--- Start Rows ---

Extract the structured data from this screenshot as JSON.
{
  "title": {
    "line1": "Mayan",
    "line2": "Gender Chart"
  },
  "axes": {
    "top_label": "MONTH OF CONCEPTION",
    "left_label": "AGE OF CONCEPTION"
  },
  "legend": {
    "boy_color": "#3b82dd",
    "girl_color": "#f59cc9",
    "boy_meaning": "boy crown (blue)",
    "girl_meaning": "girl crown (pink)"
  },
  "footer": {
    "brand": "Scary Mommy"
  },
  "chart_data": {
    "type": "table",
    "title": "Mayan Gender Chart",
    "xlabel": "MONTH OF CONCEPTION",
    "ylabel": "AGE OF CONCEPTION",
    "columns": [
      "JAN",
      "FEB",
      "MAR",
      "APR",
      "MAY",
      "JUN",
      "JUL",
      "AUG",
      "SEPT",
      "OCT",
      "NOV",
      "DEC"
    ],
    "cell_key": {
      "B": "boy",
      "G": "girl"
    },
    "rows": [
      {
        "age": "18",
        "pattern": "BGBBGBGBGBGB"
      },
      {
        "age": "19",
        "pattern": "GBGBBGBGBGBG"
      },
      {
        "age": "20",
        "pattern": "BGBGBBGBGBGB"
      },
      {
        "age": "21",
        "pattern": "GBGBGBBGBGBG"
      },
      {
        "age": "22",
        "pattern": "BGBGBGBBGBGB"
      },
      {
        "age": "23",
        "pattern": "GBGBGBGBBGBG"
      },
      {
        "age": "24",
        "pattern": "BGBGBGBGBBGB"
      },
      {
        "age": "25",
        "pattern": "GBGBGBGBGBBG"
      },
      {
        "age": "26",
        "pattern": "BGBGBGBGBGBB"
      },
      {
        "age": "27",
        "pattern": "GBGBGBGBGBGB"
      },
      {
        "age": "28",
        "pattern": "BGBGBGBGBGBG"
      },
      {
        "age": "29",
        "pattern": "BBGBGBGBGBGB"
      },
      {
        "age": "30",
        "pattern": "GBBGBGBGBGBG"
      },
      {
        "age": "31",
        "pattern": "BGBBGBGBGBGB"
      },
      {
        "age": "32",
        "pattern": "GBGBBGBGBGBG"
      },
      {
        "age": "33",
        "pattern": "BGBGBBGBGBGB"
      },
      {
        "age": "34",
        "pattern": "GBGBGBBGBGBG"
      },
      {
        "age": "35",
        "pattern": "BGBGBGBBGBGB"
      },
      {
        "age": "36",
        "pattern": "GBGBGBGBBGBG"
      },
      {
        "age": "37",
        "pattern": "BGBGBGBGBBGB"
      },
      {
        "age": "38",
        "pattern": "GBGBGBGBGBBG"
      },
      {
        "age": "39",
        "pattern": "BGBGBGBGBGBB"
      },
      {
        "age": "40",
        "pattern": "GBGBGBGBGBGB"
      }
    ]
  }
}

--- End Rows ---

What is needed: Transcribe each record exactly. Leave nothing out.

Answer to this task:
Extract the structured data from this screenshot as JSON.
{
  "title": {
    "line1": "Mayan",
    "line2": "Gender Chart"
  },
  "axes": {
    "top_label": "MONTH OF CONCEPTION",
    "left_label": "AGE OF CONCEPTION"
  },
  "legend": {
    "boy_color": "#3b82dd",
    "girl_color": "#f59cc9",
    "boy_meaning": "boy crown (blue)",
    "girl_meaning": "girl crown (pink)"
  },
  "footer": {
    "brand": "Scary Mommy"
  },
  "chart_data": {
    "type": "table",
    "title": "Mayan Gender Chart",
    "xlabel": "MONTH OF CONCEPTION",
    "ylabel": "AGE OF CONCEPTION",
    "columns": [
      "JAN",
      "FEB",
      "MAR",
      "APR",
      "MAY",
      "JUN",
      "JUL",
      "AUG",
      "SEPT",
      "OCT",
      "NOV",
      "DEC"
    ],
    "cell_key": {
      "B": "boy",
      "G": "girl"
    },
    "rows": [
      {
        "age": "18",
        "pattern": "BGBBGBGBGBGB"
      },
      {
        "age": "19",
        "pattern": "GBGBBGBGBGBG"
      },
      {
        "age": "20",
        "pattern": "BGBGBBGBGBGB"
      },
      {
        "age": "21",
        "pattern": "GBGBGBBGBGBG"
      },
      {
        "age": "22",
        "pattern": "BGBGBGBBGBGB"
      },
      {
        "age": "23",
        "pattern": "GBGBGBGBBGBG"
      },
      {
        "age": "24",
        "pattern": "BGBGBGBGBBGB"
      },
      {
        "age": "25",
        "pattern": "GBGBGBGBGBBG"
      },
      {
        "age": "26",
        "pattern": "BGBGBGBGBGBB"
      },
      {
        "age": "27",
        "pattern": "GBGBGBGBGBGB"
      },
      {
        "age": "28",
        "pattern": "BGBGBGBGBGBG"
      },
      {
        "age": "29",
        "pattern": "BBGBGBGBGBGB"
      },
      {
        "age": "30",
        "pattern": "GBBGBGBGBGBG"
      },
      {
        "age": "31",
        "pattern": "BGBBGBGBGBGB"
      },
      {
        "age": "32",
        "pattern": "GBGBBGBGBGBG"
      },
      {
        "age": "33",
        "pattern": "BGBGBBGBGBGB"
      },
      {
        "age": "34",
        "pattern": "GBGBGBBGBGBG"
      },
      {
        "age": "35",
        "pattern": "BGBGBGBBGBGB"
      },
      {
        "age": "36",
        "pattern": "GBGBGBGBBGBG"
      },
      {
        "age": "37",
        "pattern": "BGBGBGBGBBGB"
      },
      {
        "age": "38",
        "pattern": "GBGBGBGBGBBG"
      },
      {
        "age": "39",
        "pattern": "BGBGBGBGBGBB"
      },
      {
        "age": "40",
        "pattern": "GBGBGBGBGBGB"
      }
    ]
  }
}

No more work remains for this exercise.